■ Recorded information ■

┌──

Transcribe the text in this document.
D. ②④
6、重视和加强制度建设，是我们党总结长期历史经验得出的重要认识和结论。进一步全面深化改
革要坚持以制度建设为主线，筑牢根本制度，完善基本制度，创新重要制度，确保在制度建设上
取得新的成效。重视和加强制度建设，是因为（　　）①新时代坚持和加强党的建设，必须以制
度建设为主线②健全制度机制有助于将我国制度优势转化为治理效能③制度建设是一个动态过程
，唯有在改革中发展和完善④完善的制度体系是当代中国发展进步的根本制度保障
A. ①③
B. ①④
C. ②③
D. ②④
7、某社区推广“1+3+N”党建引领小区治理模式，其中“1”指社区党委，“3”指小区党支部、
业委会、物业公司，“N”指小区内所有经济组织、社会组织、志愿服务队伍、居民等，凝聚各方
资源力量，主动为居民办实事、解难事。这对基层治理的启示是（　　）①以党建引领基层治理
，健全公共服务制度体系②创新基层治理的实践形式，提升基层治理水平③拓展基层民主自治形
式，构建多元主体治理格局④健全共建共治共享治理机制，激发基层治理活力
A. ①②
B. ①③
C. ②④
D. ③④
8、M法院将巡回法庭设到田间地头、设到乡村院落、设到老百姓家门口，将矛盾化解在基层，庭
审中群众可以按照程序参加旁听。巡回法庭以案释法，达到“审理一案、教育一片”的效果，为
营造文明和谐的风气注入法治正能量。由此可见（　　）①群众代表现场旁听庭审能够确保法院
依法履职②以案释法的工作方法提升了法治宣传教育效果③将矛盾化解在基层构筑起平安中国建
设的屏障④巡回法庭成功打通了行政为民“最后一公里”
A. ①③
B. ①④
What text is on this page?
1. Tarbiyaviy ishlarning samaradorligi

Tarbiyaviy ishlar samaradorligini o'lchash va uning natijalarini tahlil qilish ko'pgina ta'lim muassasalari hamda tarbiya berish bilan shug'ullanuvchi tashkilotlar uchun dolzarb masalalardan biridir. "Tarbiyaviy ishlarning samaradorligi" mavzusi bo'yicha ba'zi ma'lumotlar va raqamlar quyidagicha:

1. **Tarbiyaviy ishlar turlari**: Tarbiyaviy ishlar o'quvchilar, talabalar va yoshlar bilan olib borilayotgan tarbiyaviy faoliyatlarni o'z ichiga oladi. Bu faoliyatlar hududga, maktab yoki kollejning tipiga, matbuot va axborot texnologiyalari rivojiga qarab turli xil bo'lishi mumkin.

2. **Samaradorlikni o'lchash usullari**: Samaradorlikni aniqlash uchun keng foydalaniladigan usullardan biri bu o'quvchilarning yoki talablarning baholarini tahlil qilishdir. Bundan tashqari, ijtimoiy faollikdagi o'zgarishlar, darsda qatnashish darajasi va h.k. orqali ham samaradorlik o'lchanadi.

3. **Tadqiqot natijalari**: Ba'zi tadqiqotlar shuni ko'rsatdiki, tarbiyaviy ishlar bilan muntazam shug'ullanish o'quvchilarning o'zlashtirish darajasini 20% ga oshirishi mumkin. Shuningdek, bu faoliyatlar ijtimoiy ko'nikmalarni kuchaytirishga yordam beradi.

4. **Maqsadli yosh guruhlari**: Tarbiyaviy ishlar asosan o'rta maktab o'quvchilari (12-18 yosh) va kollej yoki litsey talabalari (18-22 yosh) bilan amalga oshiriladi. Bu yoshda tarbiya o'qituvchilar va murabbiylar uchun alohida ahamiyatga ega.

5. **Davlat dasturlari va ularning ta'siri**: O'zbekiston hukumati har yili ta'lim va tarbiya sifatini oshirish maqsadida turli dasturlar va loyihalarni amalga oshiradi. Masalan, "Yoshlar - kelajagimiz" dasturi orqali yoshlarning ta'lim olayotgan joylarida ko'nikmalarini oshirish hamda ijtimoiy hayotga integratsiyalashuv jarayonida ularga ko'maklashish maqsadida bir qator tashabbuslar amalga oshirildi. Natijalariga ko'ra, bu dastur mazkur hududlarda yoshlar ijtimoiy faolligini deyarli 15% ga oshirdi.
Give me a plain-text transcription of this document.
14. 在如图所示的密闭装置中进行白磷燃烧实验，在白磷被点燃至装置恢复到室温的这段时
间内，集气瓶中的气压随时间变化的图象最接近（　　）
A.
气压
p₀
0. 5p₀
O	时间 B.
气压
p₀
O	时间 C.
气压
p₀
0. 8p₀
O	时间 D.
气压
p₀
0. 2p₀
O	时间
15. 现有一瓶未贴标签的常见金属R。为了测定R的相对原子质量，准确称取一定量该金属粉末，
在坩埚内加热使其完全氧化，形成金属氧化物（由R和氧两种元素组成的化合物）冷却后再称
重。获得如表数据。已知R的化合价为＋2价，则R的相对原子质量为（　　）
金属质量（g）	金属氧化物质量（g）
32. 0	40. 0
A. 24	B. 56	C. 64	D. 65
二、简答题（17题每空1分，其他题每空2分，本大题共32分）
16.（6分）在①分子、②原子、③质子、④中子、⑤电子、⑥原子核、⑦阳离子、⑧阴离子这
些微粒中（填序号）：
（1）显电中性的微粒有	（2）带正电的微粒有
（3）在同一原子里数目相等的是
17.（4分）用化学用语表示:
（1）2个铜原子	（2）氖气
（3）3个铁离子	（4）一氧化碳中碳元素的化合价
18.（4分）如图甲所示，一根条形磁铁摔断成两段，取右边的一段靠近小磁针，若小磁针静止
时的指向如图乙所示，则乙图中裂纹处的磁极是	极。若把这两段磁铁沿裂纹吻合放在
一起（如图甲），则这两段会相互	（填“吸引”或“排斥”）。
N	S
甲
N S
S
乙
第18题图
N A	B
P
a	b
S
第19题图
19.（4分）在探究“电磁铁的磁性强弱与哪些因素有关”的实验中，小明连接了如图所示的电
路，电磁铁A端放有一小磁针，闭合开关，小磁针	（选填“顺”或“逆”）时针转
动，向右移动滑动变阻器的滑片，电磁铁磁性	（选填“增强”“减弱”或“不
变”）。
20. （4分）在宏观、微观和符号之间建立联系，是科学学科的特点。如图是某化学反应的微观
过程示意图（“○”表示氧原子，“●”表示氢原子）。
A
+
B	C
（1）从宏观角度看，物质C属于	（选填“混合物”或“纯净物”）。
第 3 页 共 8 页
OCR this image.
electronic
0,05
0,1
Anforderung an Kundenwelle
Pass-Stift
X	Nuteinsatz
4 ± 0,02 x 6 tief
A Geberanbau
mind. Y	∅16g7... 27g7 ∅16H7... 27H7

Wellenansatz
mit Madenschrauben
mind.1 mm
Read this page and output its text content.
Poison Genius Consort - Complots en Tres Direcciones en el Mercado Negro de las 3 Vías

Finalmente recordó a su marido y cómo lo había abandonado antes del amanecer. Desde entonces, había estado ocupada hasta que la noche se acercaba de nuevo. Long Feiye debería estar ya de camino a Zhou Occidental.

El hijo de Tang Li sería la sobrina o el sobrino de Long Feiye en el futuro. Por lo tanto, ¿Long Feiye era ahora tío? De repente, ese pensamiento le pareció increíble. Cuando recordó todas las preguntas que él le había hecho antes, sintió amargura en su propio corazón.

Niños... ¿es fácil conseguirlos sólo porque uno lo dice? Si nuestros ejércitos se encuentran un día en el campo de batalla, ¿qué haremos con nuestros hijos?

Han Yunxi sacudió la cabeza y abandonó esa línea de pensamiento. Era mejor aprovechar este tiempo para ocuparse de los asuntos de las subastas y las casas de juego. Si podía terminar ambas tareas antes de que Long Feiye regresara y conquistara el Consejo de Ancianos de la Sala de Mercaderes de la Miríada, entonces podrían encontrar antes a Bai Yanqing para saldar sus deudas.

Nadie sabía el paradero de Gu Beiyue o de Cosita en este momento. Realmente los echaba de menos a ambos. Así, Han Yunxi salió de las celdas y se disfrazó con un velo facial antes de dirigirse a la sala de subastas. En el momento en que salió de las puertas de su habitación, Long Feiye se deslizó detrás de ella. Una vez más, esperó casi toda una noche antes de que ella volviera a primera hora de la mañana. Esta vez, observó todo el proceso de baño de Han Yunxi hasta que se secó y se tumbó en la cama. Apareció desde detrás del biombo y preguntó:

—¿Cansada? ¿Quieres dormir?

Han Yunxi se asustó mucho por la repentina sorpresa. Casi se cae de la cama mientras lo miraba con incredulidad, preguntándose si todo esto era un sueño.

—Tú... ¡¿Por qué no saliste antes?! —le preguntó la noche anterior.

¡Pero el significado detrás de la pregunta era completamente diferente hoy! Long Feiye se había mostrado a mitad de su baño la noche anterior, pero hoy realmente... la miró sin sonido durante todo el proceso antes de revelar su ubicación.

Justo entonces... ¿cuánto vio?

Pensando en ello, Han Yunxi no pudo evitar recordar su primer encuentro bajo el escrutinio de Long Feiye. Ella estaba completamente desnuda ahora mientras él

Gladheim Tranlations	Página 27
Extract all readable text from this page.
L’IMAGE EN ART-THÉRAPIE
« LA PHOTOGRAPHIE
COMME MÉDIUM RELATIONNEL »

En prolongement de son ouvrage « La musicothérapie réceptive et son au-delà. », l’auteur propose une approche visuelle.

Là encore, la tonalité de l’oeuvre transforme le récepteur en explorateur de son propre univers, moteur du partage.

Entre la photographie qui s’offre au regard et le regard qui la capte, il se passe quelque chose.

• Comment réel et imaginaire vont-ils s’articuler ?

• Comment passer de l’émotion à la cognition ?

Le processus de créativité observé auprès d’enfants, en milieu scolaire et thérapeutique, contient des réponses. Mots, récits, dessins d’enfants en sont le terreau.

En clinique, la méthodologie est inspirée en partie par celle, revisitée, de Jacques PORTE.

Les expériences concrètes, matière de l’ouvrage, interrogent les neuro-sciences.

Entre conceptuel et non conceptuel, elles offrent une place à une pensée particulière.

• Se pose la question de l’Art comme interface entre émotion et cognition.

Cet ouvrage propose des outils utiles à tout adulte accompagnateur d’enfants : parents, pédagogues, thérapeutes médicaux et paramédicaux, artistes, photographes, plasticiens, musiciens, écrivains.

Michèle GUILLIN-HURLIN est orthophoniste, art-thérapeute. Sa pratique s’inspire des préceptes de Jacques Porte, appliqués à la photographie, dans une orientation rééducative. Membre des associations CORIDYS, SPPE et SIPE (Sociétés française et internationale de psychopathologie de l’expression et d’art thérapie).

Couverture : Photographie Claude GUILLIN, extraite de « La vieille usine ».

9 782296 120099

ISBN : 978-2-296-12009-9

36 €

└──

■ What to produce ■
Output a single number: how many lines contain the word "Jacques".

■ Solution to the problem ■
2